Saved entries:
***
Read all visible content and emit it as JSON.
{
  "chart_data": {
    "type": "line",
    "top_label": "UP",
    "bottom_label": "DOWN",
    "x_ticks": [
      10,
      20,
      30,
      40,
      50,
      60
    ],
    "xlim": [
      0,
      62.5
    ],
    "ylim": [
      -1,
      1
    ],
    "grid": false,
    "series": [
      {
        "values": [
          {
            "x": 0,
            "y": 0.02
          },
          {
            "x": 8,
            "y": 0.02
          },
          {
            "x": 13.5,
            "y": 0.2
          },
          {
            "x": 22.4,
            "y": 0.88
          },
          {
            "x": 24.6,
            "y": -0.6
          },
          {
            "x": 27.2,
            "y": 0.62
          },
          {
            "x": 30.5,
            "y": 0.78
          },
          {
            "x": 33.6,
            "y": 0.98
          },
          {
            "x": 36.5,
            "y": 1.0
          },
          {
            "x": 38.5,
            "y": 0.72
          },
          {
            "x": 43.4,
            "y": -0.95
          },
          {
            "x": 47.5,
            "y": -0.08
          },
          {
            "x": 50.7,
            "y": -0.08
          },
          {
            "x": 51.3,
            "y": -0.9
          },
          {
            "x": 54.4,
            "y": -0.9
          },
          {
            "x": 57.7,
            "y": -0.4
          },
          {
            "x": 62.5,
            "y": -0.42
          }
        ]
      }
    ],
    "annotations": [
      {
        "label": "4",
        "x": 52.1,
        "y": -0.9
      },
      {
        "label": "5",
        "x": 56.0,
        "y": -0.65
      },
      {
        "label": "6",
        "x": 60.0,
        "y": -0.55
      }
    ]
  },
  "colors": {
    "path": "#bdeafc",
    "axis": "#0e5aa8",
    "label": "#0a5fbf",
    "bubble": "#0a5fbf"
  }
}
***
» What this task involves: Make an exact copy of the listing, including every line.

» Solution for this exercise:
Read all visible content and emit it as JSON.
{
  "chart_data": {
    "type": "line",
    "top_label": "UP",
    "bottom_label": "DOWN",
    "x_ticks": [
      10,
      20,
      30,
      40,
      50,
      60
    ],
    "xlim": [
      0,
      62.5
    ],
    "ylim": [
      -1,
      1
    ],
    "grid": false,
    "series": [
      {
        "values": [
          {
            "x": 0,
            "y": 0.02
          },
          {
            "x": 8,
            "y": 0.02
          },
          {
            "x": 13.5,
            "y": 0.2
          },
          {
            "x": 22.4,
            "y": 0.88
          },
          {
            "x": 24.6,
            "y": -0.6
          },
          {
            "x": 27.2,
            "y": 0.62
          },
          {
            "x": 30.5,
            "y": 0.78
          },
          {
            "x": 33.6,
            "y": 0.98
          },
          {
            "x": 36.5,
            "y": 1.0
          },
          {
            "x": 38.5,
            "y": 0.72
          },
          {
            "x": 43.4,
            "y": -0.95
          },
          {
            "x": 47.5,
            "y": -0.08
          },
          {
            "x": 50.7,
            "y": -0.08
          },
          {
            "x": 51.3,
            "y": -0.9
          },
          {
            "x": 54.4,
            "y": -0.9
          },
          {
            "x": 57.7,
            "y": -0.4
          },
          {
            "x": 62.5,
            "y": -0.42
          }
        ]
      }
    ],
    "annotations": [
      {
        "label": "4",
        "x": 52.1,
        "y": -0.9
      },
      {
        "label": "5",
        "x": 56.0,
        "y": -0.65
      },
      {
        "label": "6",
        "x": 60.0,
        "y": -0.55
      }
    ]
  },
  "colors": {
    "path": "#bdeafc",
    "axis": "#0e5aa8",
    "label": "#0a5fbf",
    "bubble": "#0a5fbf"
  }
}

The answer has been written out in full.